__Instructions for the task__
Write out, word for word, only the lines from the one containing "Extract the structured" through the final line of the data.

__Raw records__
##############################

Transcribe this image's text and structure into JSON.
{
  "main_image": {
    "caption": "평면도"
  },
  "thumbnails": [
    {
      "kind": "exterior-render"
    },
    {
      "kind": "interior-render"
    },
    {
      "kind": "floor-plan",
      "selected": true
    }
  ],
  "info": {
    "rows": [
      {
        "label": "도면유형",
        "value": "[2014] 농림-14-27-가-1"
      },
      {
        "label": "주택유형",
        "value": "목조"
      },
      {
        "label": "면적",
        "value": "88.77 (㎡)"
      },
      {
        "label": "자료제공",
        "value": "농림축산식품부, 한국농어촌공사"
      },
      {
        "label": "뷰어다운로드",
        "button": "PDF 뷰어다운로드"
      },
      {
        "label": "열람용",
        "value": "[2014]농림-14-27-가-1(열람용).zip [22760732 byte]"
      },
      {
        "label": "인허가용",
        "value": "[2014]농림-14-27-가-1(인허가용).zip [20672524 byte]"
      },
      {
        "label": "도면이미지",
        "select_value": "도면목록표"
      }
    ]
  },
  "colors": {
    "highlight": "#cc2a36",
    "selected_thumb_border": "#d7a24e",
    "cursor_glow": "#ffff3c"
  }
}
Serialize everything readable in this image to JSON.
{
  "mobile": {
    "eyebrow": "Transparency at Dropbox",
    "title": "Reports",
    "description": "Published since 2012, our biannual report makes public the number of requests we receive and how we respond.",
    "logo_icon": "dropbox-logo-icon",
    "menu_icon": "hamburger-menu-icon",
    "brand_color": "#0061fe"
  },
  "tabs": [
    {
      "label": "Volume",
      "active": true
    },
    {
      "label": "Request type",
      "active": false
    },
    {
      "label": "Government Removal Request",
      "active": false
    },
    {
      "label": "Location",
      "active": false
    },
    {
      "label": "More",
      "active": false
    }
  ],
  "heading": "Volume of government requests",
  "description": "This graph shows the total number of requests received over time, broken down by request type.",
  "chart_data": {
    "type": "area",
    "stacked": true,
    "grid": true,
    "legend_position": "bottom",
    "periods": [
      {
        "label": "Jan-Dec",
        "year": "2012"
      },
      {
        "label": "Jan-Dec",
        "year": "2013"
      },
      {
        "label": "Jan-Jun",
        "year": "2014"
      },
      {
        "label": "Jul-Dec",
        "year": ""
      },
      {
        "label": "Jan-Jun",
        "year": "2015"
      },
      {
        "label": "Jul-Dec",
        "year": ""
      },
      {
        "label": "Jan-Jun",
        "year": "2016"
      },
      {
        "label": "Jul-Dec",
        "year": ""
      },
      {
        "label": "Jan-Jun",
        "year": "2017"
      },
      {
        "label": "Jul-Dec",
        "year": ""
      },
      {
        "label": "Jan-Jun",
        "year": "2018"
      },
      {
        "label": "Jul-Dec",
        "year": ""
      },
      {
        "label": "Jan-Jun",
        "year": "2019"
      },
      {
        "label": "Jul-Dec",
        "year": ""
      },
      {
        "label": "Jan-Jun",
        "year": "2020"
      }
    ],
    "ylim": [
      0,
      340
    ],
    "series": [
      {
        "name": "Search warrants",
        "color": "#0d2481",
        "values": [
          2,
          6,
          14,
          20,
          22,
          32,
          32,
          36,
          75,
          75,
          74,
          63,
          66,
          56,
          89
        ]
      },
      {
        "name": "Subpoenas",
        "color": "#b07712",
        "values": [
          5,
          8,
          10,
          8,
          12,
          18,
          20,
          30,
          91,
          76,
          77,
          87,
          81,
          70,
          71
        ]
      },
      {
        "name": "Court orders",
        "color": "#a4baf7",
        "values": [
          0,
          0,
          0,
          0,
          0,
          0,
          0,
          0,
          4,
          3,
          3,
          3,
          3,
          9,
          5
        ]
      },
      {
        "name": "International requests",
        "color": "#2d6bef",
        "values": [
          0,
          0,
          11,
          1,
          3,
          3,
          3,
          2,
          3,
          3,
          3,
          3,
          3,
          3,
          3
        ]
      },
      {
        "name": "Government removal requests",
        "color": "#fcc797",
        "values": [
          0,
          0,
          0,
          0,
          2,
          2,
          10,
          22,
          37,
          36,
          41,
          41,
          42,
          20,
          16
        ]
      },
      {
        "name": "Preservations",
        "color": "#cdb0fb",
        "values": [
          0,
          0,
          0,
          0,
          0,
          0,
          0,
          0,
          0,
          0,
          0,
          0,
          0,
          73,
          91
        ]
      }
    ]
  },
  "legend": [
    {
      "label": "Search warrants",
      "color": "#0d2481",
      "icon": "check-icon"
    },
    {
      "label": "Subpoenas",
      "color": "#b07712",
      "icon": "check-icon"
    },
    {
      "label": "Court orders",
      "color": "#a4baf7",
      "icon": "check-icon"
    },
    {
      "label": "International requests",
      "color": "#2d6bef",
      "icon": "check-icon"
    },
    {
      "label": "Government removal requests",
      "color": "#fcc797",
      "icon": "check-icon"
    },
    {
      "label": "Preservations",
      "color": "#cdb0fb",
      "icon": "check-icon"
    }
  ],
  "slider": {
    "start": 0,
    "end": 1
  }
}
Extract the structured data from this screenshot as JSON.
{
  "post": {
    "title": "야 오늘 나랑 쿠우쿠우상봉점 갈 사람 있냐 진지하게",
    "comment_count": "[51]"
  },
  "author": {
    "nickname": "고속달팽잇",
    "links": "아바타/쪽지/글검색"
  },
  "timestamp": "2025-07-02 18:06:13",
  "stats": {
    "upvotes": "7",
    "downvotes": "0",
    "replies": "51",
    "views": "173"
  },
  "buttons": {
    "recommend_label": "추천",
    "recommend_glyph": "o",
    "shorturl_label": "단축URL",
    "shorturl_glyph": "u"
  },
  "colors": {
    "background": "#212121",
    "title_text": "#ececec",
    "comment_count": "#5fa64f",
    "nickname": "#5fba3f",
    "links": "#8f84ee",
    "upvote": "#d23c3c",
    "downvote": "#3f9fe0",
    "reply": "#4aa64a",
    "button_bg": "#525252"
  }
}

##############################

__Correct response__
Extract the structured data from this screenshot as JSON.
{
  "post": {
    "title": "야 오늘 나랑 쿠우쿠우상봉점 갈 사람 있냐 진지하게",
    "comment_count": "[51]"
  },
  "author": {
    "nickname": "고속달팽잇",
    "links": "아바타/쪽지/글검색"
  },
  "timestamp": "2025-07-02 18:06:13",
  "stats": {
    "upvotes": "7",
    "downvotes": "0",
    "replies": "51",
    "views": "173"
  },
  "buttons": {
    "recommend_label": "추천",
    "recommend_glyph": "o",
    "shorturl_label": "단축URL",
    "shorturl_glyph": "u"
  },
  "colors": {
    "background": "#212121",
    "title_text": "#ececec",
    "comment_count": "#5fa64f",
    "nickname": "#5fba3f",
    "links": "#8f84ee",
    "upvote": "#d23c3c",
    "downvote": "#3f9fe0",
    "reply": "#4aa64a",
    "button_bg": "#525252"
  }
}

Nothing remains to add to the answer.